** Begin Records for the task **

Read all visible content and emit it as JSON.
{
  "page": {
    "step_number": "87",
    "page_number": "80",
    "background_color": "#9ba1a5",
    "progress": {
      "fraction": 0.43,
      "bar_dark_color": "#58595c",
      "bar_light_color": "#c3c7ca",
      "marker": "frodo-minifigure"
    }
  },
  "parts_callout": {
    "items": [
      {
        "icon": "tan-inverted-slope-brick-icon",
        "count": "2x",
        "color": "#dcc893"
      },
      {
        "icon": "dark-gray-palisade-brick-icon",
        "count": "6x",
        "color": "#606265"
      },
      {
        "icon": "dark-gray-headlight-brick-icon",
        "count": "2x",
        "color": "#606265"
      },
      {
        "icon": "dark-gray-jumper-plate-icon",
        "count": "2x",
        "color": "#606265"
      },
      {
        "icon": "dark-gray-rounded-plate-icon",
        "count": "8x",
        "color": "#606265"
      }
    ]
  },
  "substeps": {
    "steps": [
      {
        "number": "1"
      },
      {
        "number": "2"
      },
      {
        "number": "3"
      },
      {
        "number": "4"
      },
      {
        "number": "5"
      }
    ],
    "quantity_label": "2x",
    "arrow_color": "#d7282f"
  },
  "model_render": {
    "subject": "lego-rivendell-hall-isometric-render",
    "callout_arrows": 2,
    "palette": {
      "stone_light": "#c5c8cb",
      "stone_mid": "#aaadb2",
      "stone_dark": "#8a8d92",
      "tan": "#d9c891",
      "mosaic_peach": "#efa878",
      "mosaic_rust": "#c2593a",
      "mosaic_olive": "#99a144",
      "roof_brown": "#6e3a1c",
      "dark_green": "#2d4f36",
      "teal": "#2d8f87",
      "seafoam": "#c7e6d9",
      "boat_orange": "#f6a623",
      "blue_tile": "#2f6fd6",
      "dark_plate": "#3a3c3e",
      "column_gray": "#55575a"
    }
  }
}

** End Records for the task **

The exercise ▸ Reproduce the listing above word for word.

Output ▸
Read all visible content and emit it as JSON.
{
  "page": {
    "step_number": "87",
    "page_number": "80",
    "background_color": "#9ba1a5",
    "progress": {
      "fraction": 0.43,
      "bar_dark_color": "#58595c",
      "bar_light_color": "#c3c7ca",
      "marker": "frodo-minifigure"
    }
  },
  "parts_callout": {
    "items": [
      {
        "icon": "tan-inverted-slope-brick-icon",
        "count": "2x",
        "color": "#dcc893"
      },
      {
        "icon": "dark-gray-palisade-brick-icon",
        "count": "6x",
        "color": "#606265"
      },
      {
        "icon": "dark-gray-headlight-brick-icon",
        "count": "2x",
        "color": "#606265"
      },
      {
        "icon": "dark-gray-jumper-plate-icon",
        "count": "2x",
        "color": "#606265"
      },
      {
        "icon": "dark-gray-rounded-plate-icon",
        "count": "8x",
        "color": "#606265"
      }
    ]
  },
  "substeps": {
    "steps": [
      {
        "number": "1"
      },
      {
        "number": "2"
      },
      {
        "number": "3"
      },
      {
        "number": "4"
      },
      {
        "number": "5"
      }
    ],
    "quantity_label": "2x",
    "arrow_color": "#d7282f"
  },
  "model_render": {
    "subject": "lego-rivendell-hall-isometric-render",
    "callout_arrows": 2,
    "palette": {
      "stone_light": "#c5c8cb",
      "stone_mid": "#aaadb2",
      "stone_dark": "#8a8d92",
      "tan": "#d9c891",
      "mosaic_peach": "#efa878",
      "mosaic_rust": "#c2593a",
      "mosaic_olive": "#99a144",
      "roof_brown": "#6e3a1c",
      "dark_green": "#2d4f36",
      "teal": "#2d8f87",
      "seafoam": "#c7e6d9",
      "boat_orange": "#f6a623",
      "blue_tile": "#2f6fd6",
      "dark_plate": "#3a3c3e",
      "column_gray": "#55575a"
    }
  }
}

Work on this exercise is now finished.